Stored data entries
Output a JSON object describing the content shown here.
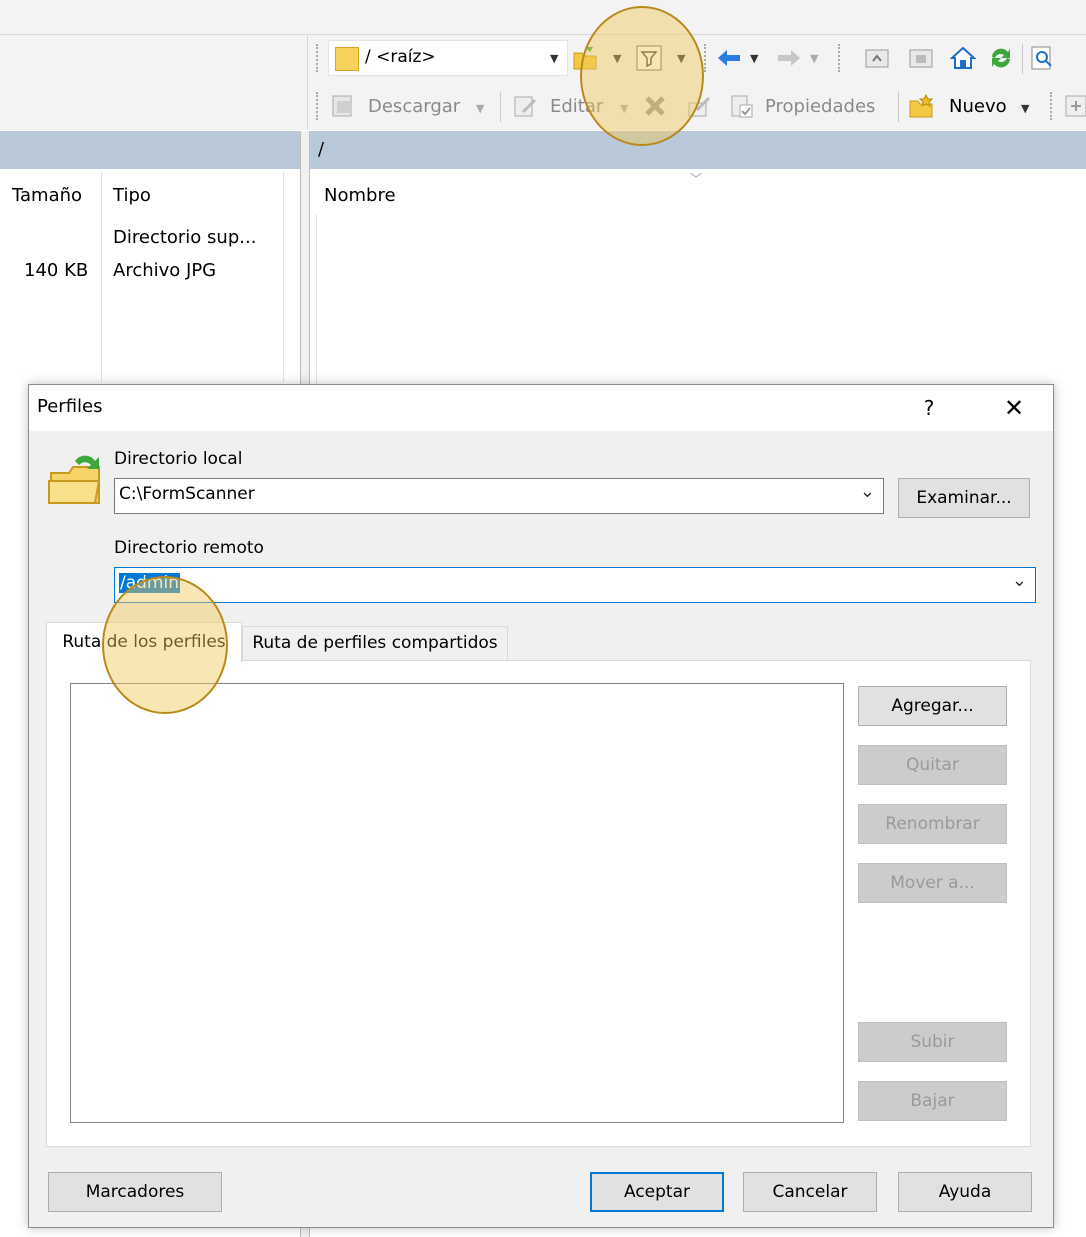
{
  "toolbar": {
    "path": "/ <raíz>",
    "download_label": "Descargar",
    "edit_label": "Editar",
    "properties_label": "Propiedades",
    "new_label": "Nuevo"
  },
  "remote_pane": {
    "path": "/",
    "column_name": "Nombre"
  },
  "local_pane": {
    "columns": [
      "Tamaño",
      "Tipo"
    ],
    "rows": [
      {
        "size": "",
        "type": "Directorio sup..."
      },
      {
        "size": "140 KB",
        "type": "Archivo JPG"
      }
    ]
  },
  "dialog": {
    "title": "Perfiles",
    "help": "?",
    "close": "✕",
    "local_dir_label": "Directorio local",
    "local_dir_value": "C:\\FormScanner",
    "browse_button": "Examinar...",
    "remote_dir_label": "Directorio remoto",
    "remote_dir_value": "/admin",
    "tabs": [
      "Ruta de los perfiles",
      "Ruta de perfiles compartidos"
    ],
    "buttons": {
      "add": "Agregar...",
      "remove": "Quitar",
      "rename": "Renombrar",
      "move": "Mover a...",
      "up": "Subir",
      "down": "Bajar"
    },
    "footer": {
      "bookmarks": "Marcadores",
      "ok": "Aceptar",
      "cancel": "Cancelar",
      "help": "Ayuda"
    }
  }
}
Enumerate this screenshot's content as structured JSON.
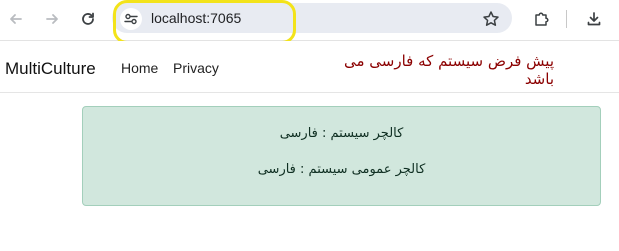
{
  "browser": {
    "url": "localhost:7065",
    "icons": {
      "back": "back-arrow-icon",
      "forward": "forward-arrow-icon",
      "reload": "reload-icon",
      "site_info": "site-info-icon",
      "bookmark": "star-icon",
      "extensions": "puzzle-icon",
      "downloads": "download-icon"
    },
    "highlight_color": "#f3e31a"
  },
  "navbar": {
    "brand": "MultiCulture",
    "links": [
      "Home",
      "Privacy"
    ],
    "banner": "پیش فرض سیستم که فارسی می باشد",
    "banner_color": "#8b0000"
  },
  "alert": {
    "line1": "کالچر سیستم : فارسی",
    "line2": "کالچر عمومی سیستم : فارسی",
    "background": "#d1e7dd",
    "border": "#a3cfbb"
  }
}
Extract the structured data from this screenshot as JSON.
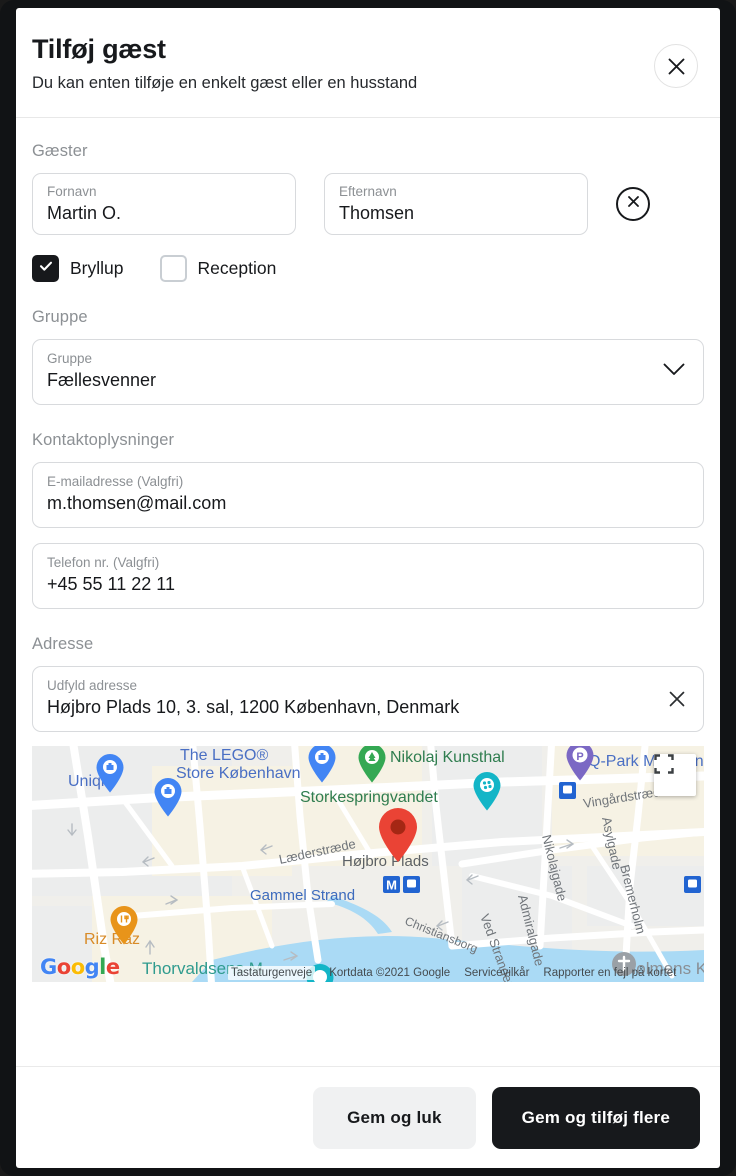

## WHAT THE TASK ASKS
Wherever "content" shows up in a line, copy that line.

## RESULT
Output a JSON object describing the content shown here.
Enumerate this screenshot's content as structured JSON.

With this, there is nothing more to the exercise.